** TO BE DONE **
Gather the lines from the material that contain "hist".

━━ RECORD EXCERPTS ━━

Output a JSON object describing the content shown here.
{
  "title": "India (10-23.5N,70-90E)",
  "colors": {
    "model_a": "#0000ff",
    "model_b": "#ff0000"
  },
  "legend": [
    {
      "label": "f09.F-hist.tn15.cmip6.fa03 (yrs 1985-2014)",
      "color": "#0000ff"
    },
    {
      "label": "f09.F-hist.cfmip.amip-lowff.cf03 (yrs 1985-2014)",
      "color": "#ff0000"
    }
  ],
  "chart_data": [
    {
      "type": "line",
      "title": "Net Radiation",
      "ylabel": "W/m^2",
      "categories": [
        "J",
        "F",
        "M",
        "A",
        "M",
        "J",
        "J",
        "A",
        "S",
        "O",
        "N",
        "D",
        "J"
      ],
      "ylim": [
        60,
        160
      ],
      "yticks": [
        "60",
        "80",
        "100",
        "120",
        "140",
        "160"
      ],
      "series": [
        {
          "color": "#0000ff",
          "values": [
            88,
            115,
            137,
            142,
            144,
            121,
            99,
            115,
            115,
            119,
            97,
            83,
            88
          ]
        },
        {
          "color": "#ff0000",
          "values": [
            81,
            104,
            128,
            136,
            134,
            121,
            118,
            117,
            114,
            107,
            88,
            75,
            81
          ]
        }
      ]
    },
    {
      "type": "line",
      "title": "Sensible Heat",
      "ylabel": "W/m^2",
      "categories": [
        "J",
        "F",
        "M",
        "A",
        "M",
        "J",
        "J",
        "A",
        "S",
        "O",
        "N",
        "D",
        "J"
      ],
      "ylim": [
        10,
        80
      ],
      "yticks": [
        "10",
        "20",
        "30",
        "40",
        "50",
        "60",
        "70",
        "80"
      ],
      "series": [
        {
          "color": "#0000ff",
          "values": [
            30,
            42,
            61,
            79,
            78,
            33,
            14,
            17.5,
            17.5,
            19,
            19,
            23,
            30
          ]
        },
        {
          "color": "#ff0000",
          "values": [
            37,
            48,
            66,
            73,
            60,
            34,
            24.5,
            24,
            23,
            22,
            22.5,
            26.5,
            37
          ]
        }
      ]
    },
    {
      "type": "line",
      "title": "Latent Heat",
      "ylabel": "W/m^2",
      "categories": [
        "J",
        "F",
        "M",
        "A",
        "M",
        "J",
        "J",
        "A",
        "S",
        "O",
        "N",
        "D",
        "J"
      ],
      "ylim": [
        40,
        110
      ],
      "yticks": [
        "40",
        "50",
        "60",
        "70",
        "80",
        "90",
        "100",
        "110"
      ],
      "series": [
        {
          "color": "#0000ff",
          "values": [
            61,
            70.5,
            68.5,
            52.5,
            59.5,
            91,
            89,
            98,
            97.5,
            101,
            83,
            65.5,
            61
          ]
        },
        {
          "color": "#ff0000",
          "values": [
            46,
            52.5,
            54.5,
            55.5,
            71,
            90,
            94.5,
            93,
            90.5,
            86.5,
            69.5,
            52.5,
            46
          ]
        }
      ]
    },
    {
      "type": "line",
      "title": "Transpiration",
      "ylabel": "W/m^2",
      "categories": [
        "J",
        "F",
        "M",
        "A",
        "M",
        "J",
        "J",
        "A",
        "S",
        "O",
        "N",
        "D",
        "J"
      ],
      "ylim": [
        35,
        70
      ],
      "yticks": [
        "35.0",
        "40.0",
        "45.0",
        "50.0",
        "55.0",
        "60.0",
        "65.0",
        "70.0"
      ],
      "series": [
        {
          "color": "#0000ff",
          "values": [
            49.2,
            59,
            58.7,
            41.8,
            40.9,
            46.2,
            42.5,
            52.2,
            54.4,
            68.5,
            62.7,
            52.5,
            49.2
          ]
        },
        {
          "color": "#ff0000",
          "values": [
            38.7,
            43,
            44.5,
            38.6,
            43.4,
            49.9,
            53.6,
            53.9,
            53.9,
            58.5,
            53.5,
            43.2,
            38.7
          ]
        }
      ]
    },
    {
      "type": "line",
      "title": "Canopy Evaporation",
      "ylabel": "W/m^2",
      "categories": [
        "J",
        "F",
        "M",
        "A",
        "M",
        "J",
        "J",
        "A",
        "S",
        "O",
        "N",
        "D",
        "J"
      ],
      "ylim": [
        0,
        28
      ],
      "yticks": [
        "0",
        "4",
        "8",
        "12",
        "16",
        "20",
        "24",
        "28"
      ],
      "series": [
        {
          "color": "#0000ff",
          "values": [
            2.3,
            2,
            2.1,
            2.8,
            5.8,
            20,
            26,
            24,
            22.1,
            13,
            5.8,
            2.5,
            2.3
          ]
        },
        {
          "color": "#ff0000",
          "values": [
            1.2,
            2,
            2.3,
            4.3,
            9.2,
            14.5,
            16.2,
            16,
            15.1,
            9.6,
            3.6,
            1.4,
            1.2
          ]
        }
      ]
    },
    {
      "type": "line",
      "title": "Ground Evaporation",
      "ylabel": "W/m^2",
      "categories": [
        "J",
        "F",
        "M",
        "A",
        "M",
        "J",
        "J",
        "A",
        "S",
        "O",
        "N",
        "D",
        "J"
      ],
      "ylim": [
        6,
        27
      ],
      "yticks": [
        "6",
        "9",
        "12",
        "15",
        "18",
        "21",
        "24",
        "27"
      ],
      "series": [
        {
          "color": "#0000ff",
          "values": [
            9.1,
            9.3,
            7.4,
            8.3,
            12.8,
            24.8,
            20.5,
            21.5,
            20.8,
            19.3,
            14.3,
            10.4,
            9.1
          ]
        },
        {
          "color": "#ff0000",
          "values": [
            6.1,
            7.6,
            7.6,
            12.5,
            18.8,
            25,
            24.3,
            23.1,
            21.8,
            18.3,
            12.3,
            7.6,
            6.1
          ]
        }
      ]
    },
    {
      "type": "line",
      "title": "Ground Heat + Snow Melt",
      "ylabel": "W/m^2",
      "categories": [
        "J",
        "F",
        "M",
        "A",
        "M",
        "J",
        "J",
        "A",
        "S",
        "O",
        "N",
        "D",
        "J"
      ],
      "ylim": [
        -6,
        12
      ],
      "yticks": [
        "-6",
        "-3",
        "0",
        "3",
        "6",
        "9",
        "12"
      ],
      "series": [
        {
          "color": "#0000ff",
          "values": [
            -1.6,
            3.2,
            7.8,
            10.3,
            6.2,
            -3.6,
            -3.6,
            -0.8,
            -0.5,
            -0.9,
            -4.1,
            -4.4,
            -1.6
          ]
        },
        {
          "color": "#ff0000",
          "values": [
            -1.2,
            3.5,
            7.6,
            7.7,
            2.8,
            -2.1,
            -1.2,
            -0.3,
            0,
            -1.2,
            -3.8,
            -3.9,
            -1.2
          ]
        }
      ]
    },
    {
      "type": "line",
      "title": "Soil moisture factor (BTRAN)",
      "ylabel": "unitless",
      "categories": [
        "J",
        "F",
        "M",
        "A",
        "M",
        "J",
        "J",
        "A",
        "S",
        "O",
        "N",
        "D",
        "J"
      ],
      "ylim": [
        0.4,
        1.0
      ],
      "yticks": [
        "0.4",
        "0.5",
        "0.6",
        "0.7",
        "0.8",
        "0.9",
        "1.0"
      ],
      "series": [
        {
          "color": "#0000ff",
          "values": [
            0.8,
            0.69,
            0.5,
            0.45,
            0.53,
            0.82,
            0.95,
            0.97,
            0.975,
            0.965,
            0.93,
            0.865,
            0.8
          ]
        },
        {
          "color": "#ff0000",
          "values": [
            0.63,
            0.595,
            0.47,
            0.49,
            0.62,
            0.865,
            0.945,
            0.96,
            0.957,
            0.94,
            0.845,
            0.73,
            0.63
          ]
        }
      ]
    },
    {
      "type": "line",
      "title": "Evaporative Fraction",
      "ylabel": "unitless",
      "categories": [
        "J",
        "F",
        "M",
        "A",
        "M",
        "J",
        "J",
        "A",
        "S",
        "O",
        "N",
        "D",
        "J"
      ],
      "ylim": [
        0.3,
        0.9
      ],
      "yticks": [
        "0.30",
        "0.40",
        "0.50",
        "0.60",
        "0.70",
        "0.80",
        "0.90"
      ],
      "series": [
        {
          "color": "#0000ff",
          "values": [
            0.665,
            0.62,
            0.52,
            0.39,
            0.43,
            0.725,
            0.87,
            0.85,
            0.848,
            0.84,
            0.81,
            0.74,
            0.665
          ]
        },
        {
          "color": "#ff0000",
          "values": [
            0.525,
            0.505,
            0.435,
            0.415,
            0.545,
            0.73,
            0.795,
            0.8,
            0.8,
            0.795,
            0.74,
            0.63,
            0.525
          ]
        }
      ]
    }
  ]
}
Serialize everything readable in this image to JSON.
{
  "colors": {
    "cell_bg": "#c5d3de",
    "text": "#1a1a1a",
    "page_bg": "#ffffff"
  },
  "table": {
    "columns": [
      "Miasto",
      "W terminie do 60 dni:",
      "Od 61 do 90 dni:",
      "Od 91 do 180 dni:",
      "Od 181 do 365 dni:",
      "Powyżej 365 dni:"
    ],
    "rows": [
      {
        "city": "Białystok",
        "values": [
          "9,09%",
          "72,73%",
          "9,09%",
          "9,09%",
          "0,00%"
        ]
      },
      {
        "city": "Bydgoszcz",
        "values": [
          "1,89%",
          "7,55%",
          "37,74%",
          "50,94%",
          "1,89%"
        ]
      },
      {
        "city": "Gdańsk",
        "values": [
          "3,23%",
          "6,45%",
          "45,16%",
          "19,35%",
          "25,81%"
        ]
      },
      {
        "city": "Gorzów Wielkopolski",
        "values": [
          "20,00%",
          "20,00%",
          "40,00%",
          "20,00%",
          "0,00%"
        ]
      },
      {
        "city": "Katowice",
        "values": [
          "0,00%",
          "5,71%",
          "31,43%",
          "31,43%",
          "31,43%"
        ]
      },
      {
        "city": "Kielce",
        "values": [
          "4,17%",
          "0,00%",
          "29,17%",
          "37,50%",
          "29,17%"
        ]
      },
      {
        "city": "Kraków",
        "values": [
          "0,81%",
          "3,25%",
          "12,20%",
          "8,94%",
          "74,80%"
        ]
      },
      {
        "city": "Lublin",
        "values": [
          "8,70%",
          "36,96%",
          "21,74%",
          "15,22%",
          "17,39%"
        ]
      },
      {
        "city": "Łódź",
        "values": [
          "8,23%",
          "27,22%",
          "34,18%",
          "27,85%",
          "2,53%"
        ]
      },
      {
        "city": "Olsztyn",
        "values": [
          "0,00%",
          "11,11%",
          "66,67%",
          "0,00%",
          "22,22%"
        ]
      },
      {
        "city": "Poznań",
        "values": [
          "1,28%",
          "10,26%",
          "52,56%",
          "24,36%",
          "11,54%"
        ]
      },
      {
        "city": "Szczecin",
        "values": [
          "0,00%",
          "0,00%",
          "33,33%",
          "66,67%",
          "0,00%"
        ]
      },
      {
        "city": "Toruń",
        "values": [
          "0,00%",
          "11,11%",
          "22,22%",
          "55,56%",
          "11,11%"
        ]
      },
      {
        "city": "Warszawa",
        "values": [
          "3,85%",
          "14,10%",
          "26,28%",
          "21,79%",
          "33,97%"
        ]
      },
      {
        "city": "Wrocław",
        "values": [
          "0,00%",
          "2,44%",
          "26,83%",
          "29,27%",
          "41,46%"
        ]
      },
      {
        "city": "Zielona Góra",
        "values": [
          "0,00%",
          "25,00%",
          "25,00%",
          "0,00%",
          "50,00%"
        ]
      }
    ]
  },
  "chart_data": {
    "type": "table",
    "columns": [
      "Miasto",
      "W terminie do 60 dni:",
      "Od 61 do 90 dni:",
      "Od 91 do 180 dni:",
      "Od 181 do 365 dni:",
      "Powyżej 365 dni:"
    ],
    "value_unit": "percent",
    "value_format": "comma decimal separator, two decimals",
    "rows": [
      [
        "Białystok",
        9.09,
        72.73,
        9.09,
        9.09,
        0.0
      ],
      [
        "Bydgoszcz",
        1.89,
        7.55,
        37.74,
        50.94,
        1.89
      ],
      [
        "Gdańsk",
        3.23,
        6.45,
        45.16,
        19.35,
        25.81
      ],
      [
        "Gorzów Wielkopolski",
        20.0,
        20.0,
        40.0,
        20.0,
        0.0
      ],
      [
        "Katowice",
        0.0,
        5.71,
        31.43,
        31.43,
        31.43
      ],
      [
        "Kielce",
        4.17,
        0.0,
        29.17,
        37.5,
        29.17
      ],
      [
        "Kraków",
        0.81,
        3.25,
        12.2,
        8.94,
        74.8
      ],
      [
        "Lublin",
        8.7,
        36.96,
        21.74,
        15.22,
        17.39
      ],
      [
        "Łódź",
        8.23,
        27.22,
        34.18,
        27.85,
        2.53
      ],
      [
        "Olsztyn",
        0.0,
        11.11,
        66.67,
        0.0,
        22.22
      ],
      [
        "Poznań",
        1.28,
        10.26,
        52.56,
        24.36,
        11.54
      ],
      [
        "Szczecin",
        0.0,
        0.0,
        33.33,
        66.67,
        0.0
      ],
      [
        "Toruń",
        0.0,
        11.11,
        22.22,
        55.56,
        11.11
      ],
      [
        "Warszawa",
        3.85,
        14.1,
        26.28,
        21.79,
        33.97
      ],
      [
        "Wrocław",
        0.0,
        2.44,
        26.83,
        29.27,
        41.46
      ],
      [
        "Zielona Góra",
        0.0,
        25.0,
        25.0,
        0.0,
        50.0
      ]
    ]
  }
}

━━━

** ANSWER TO THE EXERCISE **
      "label": "f09.F-hist.tn15.cmip6.fa03 (yrs 1985-2014)",
      "label": "f09.F-hist.cfmip.amip-lowff.cf03 (yrs 1985-2014)",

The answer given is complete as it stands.